AIM OF THE TASK: Write out the complete material exactly as it stands.

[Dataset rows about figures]
(begin)
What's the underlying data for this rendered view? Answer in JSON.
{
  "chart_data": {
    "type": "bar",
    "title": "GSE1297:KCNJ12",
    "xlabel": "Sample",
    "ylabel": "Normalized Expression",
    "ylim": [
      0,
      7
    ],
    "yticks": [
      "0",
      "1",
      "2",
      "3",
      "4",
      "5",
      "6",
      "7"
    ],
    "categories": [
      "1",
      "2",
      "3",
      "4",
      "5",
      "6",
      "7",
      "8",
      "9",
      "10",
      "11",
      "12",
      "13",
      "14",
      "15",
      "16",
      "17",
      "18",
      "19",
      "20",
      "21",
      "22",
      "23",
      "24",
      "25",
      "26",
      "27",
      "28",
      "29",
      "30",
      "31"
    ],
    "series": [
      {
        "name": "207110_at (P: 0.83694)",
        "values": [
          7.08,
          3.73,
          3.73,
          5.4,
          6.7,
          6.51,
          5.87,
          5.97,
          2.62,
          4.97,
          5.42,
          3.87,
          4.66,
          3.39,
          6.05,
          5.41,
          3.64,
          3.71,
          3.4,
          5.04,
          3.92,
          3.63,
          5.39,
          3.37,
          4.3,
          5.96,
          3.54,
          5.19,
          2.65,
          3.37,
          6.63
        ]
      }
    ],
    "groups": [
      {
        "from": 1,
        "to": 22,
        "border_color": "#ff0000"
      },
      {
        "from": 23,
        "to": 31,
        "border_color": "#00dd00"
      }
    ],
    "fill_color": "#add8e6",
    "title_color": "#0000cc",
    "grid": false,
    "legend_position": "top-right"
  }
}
(end)
FINAL RESULT:
What's the underlying data for this rendered view? Answer in JSON.
{
  "chart_data": {
    "type": "bar",
    "title": "GSE1297:KCNJ12",
    "xlabel": "Sample",
    "ylabel": "Normalized Expression",
    "ylim": [
      0,
      7
    ],
    "yticks": [
      "0",
      "1",
      "2",
      "3",
      "4",
      "5",
      "6",
      "7"
    ],
    "categories": [
      "1",
      "2",
      "3",
      "4",
      "5",
      "6",
      "7",
      "8",
      "9",
      "10",
      "11",
      "12",
      "13",
      "14",
      "15",
      "16",
      "17",
      "18",
      "19",
      "20",
      "21",
      "22",
      "23",
      "24",
      "25",
      "26",
      "27",
      "28",
      "29",
      "30",
      "31"
    ],
    "series": [
      {
        "name": "207110_at (P: 0.83694)",
        "values": [
          7.08,
          3.73,
          3.73,
          5.4,
          6.7,
          6.51,
          5.87,
          5.97,
          2.62,
          4.97,
          5.42,
          3.87,
          4.66,
          3.39,
          6.05,
          5.41,
          3.64,
          3.71,
          3.4,
          5.04,
          3.92,
          3.63,
          5.39,
          3.37,
          4.3,
          5.96,
          3.54,
          5.19,
          2.65,
          3.37,
          6.63
        ]
      }
    ],
    "groups": [
      {
        "from": 1,
        "to": 22,
        "border_color": "#ff0000"
      },
      {
        "from": 23,
        "to": 31,
        "border_color": "#00dd00"
      }
    ],
    "fill_color": "#add8e6",
    "title_color": "#0000cc",
    "grid": false,
    "legend_position": "top-right"
  }
}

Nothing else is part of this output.